Exercise - Take each line containing the word "Stewart" and copy it.

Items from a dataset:
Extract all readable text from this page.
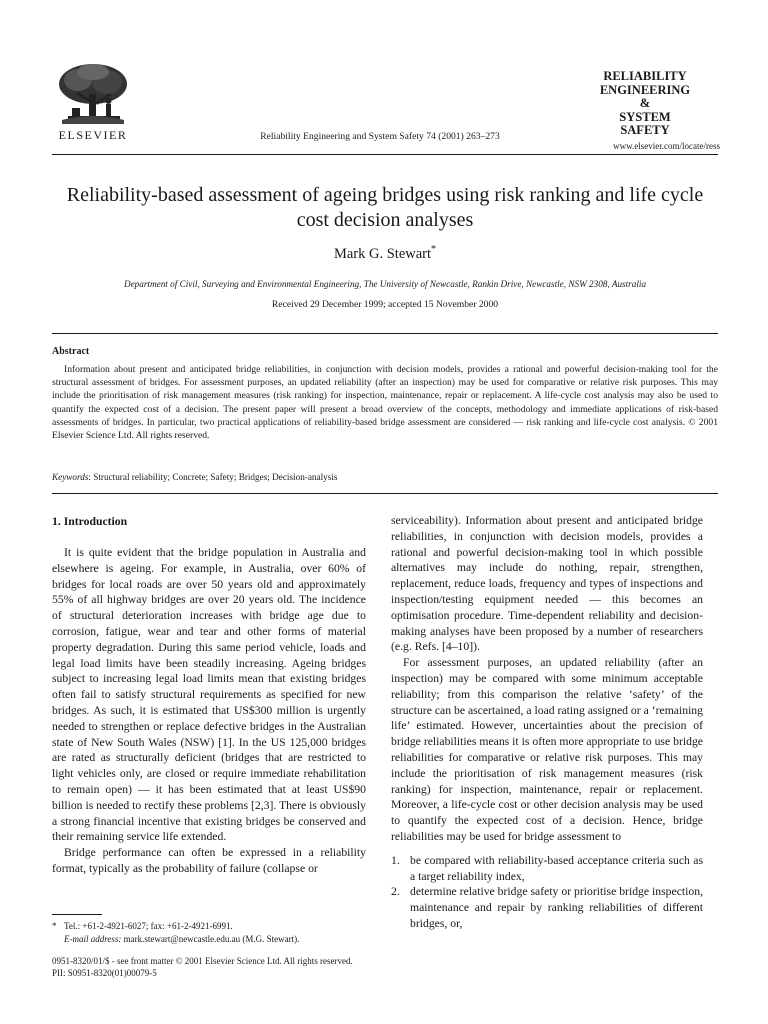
ELSEVIER	Reliability Engineering and System Safety 74 (2001) 263–273
RELIABILITY
ENGINEERING
&
SYSTEM
SAFETY
www.elsevier.com/locate/ress
Reliability-based assessment of ageing bridges using risk ranking and life cycle cost decision analyses
Mark G. Stewart*
Department of Civil, Surveying and Environmental Engineering, The University of Newcastle, Rankin Drive, Newcastle, NSW 2308, Australia
Received 29 December 1999; accepted 15 November 2000
Abstract
Information about present and anticipated bridge reliabilities, in conjunction with decision models, provides a rational and powerful decision-making tool for the structural assessment of bridges. For assessment purposes, an updated reliability (after an inspection) may be used for comparative or relative risk purposes. This may include the prioritisation of risk management measures (risk ranking) for inspection, maintenance, repair or replacement. A life-cycle cost analysis may also be used to quantify the expected cost of a decision. The present paper will present a broad overview of the concepts, methodology and immediate applications of risk-based assessments of bridges. In particular, two practical applications of reliability-based bridge assessment are considered — risk ranking and life-cycle cost analysis. © 2001 Elsevier Science Ltd. All rights reserved.
Keywords: Structural reliability; Concrete; Safety; Bridges; Decision-analysis
1. Introduction

It is quite evident that the bridge population in Australia and elsewhere is ageing. For example, in Australia, over 60% of bridges for local roads are over 50 years old and approximately 55% of all highway bridges are over 20 years old. The incidence of structural deterioration increases with bridge age due to corrosion, fatigue, wear and tear and other forms of material property degradation. During this same period vehicle, loads and legal load limits have been steadily increasing. Ageing bridges subject to increasing legal load limits mean that existing bridges often fail to satisfy structural requirements as specified for new bridges. As such, it is estimated that US$300 million is urgently needed to strengthen or replace defective bridges in the Australian state of New South Wales (NSW) [1]. In the US 125,000 bridges are rated as structurally deficient (bridges that are restricted to light vehicles only, are closed or require immediate rehabilitation to remain open) — it has been estimated that at least US$90 billion is needed to rectify these problems [2,3]. There is obviously a strong financial incentive that existing bridges be conserved and their remaining service life extended.

Bridge performance can often be expressed in a reliability format, typically as the probability of failure (collapse or

serviceability). Information about present and anticipated bridge reliabilities, in conjunction with decision models, provides a rational and powerful decision-making tool in which possible alternatives may include do nothing, repair, strengthen, replacement, reduce loads, frequency and types of inspections and inspection/testing equipment needed — this becomes an optimisation procedure. Time-dependent reliability and decision-making analyses have been proposed by a number of researchers (e.g. Refs. [4–10]).

For assessment purposes, an updated reliability (after an inspection) may be compared with some minimum acceptable reliability; from this comparison the relative ‘safety’ of the structure can be ascertained, a load rating assigned or a ‘remaining life’ estimated. However, uncertainties about the precision of bridge reliabilities means it is often more appropriate to use bridge reliabilities for comparative or relative risk purposes. This may include the prioritisation of risk management measures (risk ranking) for inspection, maintenance, repair or replacement. Moreover, a life-cycle cost or other decision analysis may be used to quantify the expected cost of a decision. Hence, bridge reliabilities may be used for bridge assessment to

1. be compared with reliability-based acceptance criteria such as a target reliability index,
2. determine relative bridge safety or prioritise bridge inspection, maintenance and repair by ranking reliabilities of different bridges, or,
* Tel.: +61-2-4921-6027; fax: +61-2-4921-6991.
E-mail address: mark.stewart@newcastle.edu.au (M.G. Stewart).
0951-8320/01/$ - see front matter © 2001 Elsevier Science Ltd. All rights reserved.
PII: S0951-8320(01)00079-5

The response -
Mark G. Stewart*
E-mail address: mark.stewart@newcastle.edu.au (M.G. Stewart).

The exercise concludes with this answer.